→ **Task to carry out**:
Answer with a number only: how many lines of the data contain "Timestamp"?
--
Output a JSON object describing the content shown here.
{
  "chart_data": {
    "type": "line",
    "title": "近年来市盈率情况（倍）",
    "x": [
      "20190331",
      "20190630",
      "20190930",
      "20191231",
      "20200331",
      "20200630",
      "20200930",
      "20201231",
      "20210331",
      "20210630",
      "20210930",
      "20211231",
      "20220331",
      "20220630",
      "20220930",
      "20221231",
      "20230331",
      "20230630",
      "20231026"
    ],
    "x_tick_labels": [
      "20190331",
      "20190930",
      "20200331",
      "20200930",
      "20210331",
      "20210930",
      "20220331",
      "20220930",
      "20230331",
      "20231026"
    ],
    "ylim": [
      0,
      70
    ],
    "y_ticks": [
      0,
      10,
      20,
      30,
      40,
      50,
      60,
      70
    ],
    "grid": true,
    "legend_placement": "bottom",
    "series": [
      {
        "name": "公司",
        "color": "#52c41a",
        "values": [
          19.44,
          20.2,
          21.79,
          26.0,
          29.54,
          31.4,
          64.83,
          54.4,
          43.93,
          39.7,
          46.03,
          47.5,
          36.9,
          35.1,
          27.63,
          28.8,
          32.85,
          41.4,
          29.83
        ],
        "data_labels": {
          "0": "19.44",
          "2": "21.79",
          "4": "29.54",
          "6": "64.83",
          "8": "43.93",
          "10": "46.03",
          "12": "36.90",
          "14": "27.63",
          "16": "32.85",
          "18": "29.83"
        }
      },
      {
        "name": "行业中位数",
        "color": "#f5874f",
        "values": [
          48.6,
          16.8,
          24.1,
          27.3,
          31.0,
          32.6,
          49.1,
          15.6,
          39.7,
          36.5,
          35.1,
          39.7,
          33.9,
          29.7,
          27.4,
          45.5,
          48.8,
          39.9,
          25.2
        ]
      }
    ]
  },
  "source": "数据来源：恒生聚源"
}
--
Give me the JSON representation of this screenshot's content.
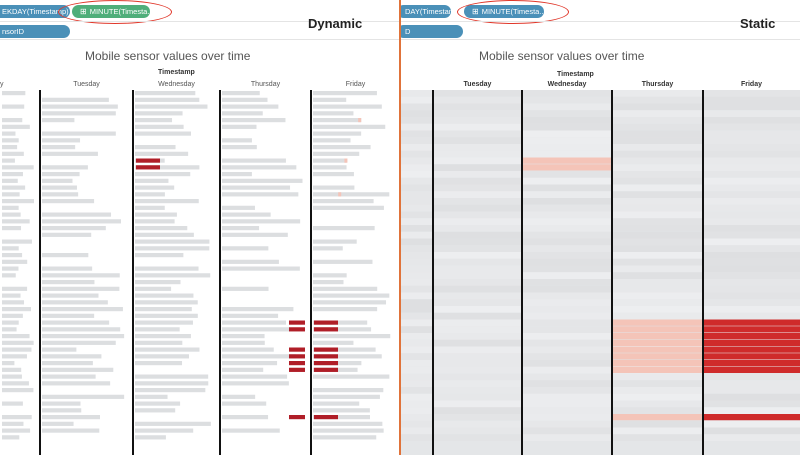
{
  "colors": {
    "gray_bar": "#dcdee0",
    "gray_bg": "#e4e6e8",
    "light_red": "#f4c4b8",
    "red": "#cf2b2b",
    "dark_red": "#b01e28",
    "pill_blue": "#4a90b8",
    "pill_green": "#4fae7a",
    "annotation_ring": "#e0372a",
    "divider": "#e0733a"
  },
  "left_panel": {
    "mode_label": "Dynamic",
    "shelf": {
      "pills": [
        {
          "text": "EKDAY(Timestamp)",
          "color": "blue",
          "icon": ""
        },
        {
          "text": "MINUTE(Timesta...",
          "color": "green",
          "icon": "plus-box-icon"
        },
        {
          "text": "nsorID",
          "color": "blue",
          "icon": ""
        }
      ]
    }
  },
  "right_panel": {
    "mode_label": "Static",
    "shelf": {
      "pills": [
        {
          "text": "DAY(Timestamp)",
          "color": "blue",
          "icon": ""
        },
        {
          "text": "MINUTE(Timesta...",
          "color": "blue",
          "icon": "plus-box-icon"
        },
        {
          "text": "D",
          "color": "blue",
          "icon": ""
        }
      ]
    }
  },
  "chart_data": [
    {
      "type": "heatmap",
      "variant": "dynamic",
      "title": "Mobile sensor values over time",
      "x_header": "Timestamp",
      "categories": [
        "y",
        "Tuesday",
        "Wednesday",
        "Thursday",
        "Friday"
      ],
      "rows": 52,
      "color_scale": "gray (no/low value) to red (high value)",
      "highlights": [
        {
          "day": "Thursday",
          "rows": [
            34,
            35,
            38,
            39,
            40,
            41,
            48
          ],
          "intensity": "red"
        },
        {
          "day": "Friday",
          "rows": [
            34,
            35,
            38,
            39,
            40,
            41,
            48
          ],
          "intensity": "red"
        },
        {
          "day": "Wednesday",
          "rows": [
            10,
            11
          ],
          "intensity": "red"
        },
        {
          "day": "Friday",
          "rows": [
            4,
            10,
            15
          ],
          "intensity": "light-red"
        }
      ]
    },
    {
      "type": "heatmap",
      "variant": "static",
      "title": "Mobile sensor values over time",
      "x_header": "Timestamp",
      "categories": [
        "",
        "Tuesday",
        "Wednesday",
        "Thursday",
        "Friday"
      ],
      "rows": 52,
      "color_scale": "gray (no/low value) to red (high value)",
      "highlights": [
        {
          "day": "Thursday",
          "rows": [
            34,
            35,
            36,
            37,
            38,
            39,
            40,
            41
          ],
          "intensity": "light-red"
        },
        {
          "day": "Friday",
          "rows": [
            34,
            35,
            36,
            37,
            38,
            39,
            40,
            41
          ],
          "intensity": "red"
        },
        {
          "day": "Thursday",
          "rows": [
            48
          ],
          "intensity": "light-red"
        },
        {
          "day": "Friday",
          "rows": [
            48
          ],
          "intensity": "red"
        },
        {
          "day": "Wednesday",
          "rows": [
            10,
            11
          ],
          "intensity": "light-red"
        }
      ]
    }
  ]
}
--
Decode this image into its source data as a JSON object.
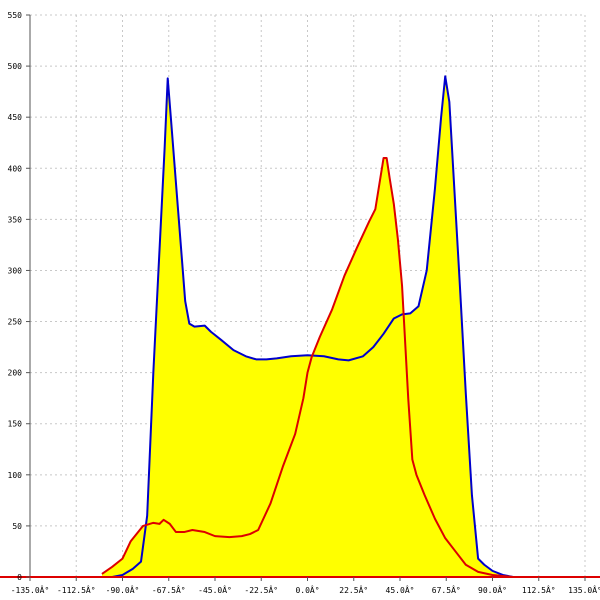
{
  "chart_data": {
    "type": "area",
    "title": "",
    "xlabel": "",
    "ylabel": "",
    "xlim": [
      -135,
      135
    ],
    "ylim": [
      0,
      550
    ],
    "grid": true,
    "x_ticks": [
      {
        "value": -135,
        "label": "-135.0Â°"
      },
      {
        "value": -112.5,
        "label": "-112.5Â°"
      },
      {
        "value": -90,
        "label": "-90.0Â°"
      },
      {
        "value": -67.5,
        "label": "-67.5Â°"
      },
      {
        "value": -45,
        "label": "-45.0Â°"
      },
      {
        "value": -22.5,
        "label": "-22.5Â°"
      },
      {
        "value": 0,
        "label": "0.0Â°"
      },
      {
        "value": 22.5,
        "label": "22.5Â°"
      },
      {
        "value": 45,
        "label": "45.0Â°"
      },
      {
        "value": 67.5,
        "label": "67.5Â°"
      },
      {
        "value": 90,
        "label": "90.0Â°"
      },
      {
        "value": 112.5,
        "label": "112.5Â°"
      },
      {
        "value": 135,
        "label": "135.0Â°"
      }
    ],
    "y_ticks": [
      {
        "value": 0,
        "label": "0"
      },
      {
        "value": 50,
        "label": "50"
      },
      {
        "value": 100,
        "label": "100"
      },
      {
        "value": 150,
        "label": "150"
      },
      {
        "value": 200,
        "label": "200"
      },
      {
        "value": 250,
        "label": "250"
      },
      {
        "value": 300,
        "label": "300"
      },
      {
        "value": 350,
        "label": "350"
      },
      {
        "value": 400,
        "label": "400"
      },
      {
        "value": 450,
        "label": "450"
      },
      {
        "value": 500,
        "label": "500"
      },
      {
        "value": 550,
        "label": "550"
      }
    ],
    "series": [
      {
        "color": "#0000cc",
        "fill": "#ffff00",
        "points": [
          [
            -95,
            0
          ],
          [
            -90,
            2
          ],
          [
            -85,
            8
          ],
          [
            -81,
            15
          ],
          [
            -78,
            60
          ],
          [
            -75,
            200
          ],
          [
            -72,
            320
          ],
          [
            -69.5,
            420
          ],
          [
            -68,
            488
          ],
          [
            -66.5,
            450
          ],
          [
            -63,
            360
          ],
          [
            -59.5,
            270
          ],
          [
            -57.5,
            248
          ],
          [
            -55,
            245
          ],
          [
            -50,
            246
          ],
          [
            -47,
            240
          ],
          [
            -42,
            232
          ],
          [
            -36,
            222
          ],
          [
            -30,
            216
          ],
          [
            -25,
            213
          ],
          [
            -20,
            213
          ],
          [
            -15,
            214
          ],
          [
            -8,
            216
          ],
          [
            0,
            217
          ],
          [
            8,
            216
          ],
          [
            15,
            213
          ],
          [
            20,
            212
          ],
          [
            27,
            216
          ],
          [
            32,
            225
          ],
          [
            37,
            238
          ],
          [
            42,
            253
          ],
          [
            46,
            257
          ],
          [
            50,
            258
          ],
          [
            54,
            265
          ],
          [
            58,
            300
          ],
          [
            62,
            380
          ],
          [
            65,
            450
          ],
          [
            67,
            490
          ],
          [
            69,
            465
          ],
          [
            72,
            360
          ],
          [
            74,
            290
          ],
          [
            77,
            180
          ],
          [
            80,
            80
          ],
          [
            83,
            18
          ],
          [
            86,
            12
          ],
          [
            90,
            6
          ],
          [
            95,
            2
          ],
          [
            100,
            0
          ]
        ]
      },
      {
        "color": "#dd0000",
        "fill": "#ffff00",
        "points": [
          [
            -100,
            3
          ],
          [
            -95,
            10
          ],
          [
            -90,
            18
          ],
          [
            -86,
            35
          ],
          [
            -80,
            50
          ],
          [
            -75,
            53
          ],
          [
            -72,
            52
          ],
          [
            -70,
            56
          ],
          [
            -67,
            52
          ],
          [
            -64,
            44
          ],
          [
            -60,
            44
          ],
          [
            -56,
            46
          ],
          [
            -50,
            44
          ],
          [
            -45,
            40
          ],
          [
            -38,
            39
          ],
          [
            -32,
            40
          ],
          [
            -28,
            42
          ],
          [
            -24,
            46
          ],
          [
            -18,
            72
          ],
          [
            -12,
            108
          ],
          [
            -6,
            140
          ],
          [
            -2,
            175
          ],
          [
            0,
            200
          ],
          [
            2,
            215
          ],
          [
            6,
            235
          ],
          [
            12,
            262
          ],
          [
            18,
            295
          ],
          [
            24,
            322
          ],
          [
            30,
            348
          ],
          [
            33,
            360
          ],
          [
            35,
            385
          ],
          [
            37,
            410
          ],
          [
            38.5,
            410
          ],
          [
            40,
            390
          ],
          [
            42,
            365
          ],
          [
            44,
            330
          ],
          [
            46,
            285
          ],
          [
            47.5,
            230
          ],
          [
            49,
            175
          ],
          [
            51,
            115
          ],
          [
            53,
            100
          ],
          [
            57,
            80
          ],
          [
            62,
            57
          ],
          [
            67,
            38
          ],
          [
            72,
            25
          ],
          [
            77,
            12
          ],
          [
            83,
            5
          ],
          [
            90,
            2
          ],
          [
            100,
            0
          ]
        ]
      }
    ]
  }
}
--
→ **Written answer**:
4